**The exercise:** Where a line below holds the string "Garlic", copy that line.

======

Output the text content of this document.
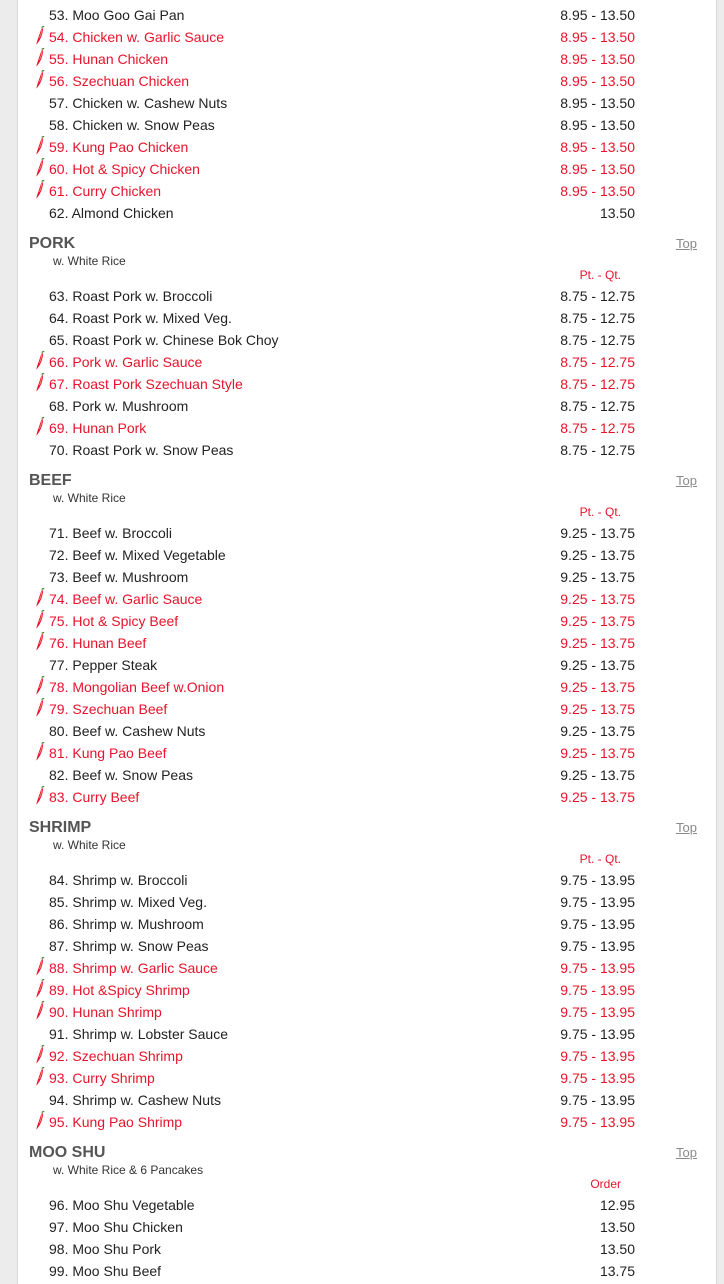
53. Moo Goo Gai Pan	8.95 - 13.50
54. Chicken w. Garlic Sauce	8.95 - 13.50
55. Hunan Chicken	8.95 - 13.50
56. Szechuan Chicken	8.95 - 13.50
57. Chicken w. Cashew Nuts	8.95 - 13.50
58. Chicken w. Snow Peas	8.95 - 13.50
59. Kung Pao Chicken	8.95 - 13.50
60. Hot & Spicy Chicken	8.95 - 13.50
61. Curry Chicken	8.95 - 13.50
62. Almond Chicken	13.50
PORK	Top
w. White Rice
Pt. - Qt.
63. Roast Pork w. Broccoli	8.75 - 12.75
64. Roast Pork w. Mixed Veg.	8.75 - 12.75
65. Roast Pork w. Chinese Bok Choy	8.75 - 12.75
66. Pork w. Garlic Sauce	8.75 - 12.75
67. Roast Pork Szechuan Style	8.75 - 12.75
68. Pork w. Mushroom	8.75 - 12.75
69. Hunan Pork	8.75 - 12.75
70. Roast Pork w. Snow Peas	8.75 - 12.75
BEEF	Top
w. White Rice
Pt. - Qt.
71. Beef w. Broccoli	9.25 - 13.75
72. Beef w. Mixed Vegetable	9.25 - 13.75
73. Beef w. Mushroom	9.25 - 13.75
74. Beef w. Garlic Sauce	9.25 - 13.75
75. Hot & Spicy Beef	9.25 - 13.75
76. Hunan Beef	9.25 - 13.75
77. Pepper Steak	9.25 - 13.75
78. Mongolian Beef w.Onion	9.25 - 13.75
79. Szechuan Beef	9.25 - 13.75
80. Beef w. Cashew Nuts	9.25 - 13.75
81. Kung Pao Beef	9.25 - 13.75
82. Beef w. Snow Peas	9.25 - 13.75
83. Curry Beef	9.25 - 13.75
SHRIMP	Top
w. White Rice
Pt. - Qt.
84. Shrimp w. Broccoli	9.75 - 13.95
85. Shrimp w. Mixed Veg.	9.75 - 13.95
86. Shrimp w. Mushroom	9.75 - 13.95
87. Shrimp w. Snow Peas	9.75 - 13.95
88. Shrimp w. Garlic Sauce	9.75 - 13.95
89. Hot &Spicy Shrimp	9.75 - 13.95
90. Hunan Shrimp	9.75 - 13.95
91. Shrimp w. Lobster Sauce	9.75 - 13.95
92. Szechuan Shrimp	9.75 - 13.95
93. Curry Shrimp	9.75 - 13.95
94. Shrimp w. Cashew Nuts	9.75 - 13.95
95. Kung Pao Shrimp	9.75 - 13.95
MOO SHU	Top
w. White Rice & 6 Pancakes
Order
96. Moo Shu Vegetable	12.95
97. Moo Shu Chicken	13.50
98. Moo Shu Pork	13.50
99. Moo Shu Beef	13.75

======

**Task response:**
54. Chicken w. Garlic Sauce	8.95 - 13.50
66. Pork w. Garlic Sauce	8.75 - 12.75
74. Beef w. Garlic Sauce	9.25 - 13.75
88. Shrimp w. Garlic Sauce	9.75 - 13.95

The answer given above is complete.